[Stored items]
## Start

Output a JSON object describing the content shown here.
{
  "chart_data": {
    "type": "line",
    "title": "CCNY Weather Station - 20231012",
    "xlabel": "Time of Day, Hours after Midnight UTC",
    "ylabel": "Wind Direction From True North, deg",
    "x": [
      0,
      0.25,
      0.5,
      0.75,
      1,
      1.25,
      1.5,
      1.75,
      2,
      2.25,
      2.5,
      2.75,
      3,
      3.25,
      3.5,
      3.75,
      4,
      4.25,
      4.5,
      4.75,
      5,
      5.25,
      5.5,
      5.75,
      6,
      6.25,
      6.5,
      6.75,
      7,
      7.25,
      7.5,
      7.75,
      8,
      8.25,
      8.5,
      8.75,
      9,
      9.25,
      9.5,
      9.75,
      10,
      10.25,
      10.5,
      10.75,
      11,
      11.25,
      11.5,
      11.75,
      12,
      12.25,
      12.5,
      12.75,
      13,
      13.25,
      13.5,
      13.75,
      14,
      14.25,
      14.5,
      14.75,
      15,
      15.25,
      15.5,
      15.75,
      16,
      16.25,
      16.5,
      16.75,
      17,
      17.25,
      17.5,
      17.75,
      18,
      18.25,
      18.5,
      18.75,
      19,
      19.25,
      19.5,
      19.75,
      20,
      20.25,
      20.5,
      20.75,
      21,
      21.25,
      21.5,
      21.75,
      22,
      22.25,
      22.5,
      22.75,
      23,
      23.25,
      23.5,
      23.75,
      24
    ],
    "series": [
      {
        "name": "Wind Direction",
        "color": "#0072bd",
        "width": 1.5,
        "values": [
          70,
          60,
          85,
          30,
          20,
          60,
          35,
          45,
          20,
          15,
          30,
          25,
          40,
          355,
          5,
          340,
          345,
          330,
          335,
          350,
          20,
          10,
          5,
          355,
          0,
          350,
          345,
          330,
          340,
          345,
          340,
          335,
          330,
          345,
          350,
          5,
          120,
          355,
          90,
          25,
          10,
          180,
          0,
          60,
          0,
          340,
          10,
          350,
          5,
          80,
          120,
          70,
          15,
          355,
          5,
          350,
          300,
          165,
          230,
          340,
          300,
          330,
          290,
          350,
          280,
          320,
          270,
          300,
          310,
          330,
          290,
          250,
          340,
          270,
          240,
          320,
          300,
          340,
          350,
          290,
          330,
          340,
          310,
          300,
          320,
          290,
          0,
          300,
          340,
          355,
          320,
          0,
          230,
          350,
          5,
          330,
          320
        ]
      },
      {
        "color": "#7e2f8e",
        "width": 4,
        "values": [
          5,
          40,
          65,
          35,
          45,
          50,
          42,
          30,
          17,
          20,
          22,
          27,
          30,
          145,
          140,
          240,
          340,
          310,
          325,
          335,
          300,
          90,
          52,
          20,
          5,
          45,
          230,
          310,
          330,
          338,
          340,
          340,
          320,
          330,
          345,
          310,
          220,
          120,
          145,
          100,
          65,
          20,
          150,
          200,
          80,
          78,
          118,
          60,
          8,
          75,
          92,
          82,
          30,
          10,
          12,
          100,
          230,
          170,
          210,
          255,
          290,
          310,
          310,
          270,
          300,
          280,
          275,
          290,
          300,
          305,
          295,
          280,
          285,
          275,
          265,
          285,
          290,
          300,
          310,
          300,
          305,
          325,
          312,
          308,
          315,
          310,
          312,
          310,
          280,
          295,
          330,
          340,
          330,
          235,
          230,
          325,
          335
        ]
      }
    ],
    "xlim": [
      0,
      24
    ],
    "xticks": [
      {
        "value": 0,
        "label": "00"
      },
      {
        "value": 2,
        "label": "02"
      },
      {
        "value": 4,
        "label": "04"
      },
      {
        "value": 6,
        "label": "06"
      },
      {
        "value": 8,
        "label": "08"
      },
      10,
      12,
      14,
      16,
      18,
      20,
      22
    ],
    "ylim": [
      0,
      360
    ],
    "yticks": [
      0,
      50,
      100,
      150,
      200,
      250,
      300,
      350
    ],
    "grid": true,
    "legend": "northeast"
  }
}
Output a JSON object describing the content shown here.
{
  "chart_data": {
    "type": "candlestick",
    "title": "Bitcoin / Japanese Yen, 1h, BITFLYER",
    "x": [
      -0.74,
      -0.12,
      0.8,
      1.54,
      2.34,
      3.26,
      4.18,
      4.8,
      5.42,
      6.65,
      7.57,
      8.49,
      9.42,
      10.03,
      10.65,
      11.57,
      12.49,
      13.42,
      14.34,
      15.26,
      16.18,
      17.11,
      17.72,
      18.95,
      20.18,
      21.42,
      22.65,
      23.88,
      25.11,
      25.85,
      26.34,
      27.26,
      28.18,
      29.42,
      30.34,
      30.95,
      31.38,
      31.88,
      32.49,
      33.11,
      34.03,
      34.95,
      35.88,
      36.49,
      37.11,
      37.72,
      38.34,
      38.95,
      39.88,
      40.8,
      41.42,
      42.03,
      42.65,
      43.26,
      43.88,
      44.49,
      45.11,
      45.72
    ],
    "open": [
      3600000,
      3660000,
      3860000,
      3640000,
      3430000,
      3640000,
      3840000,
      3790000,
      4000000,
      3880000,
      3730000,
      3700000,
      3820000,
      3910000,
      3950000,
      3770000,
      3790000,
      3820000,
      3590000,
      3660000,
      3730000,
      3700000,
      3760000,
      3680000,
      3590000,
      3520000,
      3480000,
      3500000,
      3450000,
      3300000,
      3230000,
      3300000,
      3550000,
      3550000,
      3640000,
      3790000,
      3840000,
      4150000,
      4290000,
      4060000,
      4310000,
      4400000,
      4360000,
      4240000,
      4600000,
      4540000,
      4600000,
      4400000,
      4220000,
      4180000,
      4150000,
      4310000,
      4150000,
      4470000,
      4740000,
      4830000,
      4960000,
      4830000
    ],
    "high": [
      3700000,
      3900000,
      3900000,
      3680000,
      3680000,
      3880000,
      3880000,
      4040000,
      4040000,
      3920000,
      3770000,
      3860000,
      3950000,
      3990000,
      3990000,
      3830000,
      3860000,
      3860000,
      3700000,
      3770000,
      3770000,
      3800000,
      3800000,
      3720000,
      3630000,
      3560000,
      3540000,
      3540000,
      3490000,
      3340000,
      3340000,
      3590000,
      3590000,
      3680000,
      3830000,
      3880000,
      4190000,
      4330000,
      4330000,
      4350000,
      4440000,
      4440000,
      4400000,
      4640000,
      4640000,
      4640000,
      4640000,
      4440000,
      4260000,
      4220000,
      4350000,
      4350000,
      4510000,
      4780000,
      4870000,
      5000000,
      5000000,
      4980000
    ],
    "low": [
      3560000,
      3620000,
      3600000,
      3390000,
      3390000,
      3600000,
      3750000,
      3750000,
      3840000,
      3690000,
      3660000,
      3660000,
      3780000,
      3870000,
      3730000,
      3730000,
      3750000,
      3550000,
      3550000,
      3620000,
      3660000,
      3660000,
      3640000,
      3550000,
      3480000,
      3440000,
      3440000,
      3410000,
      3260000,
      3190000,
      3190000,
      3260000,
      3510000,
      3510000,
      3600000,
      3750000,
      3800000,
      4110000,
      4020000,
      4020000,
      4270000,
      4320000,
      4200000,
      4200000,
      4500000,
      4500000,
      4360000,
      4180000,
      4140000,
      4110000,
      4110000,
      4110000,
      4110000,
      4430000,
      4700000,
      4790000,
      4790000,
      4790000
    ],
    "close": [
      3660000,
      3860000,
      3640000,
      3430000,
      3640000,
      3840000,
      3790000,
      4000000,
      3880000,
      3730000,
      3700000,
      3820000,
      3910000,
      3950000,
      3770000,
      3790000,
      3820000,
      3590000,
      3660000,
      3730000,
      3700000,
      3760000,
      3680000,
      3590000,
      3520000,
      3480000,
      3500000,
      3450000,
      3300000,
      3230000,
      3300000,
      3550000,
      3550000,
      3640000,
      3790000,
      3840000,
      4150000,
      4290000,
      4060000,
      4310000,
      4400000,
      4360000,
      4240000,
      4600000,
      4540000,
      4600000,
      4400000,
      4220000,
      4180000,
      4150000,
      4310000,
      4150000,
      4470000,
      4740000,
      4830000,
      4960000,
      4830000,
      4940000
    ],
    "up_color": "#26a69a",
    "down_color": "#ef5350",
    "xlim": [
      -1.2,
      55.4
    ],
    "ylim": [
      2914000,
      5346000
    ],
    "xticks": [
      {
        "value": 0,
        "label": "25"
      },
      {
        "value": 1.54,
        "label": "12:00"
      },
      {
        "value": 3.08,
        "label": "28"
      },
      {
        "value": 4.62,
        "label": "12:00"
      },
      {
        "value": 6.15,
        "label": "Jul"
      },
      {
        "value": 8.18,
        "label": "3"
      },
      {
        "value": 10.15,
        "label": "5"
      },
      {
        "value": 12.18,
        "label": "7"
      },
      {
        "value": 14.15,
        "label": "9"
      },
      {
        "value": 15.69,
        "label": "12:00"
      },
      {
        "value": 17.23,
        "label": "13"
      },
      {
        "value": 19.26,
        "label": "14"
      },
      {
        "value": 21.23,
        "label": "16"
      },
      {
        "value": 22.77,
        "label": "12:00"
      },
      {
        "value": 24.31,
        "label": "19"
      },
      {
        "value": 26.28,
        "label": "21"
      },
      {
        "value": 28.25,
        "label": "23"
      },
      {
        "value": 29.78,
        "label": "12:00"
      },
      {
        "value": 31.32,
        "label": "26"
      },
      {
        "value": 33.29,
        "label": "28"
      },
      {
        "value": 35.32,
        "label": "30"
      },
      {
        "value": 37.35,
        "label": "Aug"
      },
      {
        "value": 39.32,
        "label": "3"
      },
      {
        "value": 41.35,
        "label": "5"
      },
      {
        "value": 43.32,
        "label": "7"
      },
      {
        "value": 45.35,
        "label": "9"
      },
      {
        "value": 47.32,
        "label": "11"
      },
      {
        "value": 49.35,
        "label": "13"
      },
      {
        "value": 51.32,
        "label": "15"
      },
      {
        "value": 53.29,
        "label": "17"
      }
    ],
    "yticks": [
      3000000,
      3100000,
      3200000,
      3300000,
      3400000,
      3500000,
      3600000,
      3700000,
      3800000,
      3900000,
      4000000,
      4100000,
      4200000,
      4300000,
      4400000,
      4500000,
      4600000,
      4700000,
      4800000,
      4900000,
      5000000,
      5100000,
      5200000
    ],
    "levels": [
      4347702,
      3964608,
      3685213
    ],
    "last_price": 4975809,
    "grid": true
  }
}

## End

* Do this *
Return each line among the entries that holds the word "Direction".

* Solution below *
    "ylabel": "Wind Direction From True North, deg",
        "name": "Wind Direction",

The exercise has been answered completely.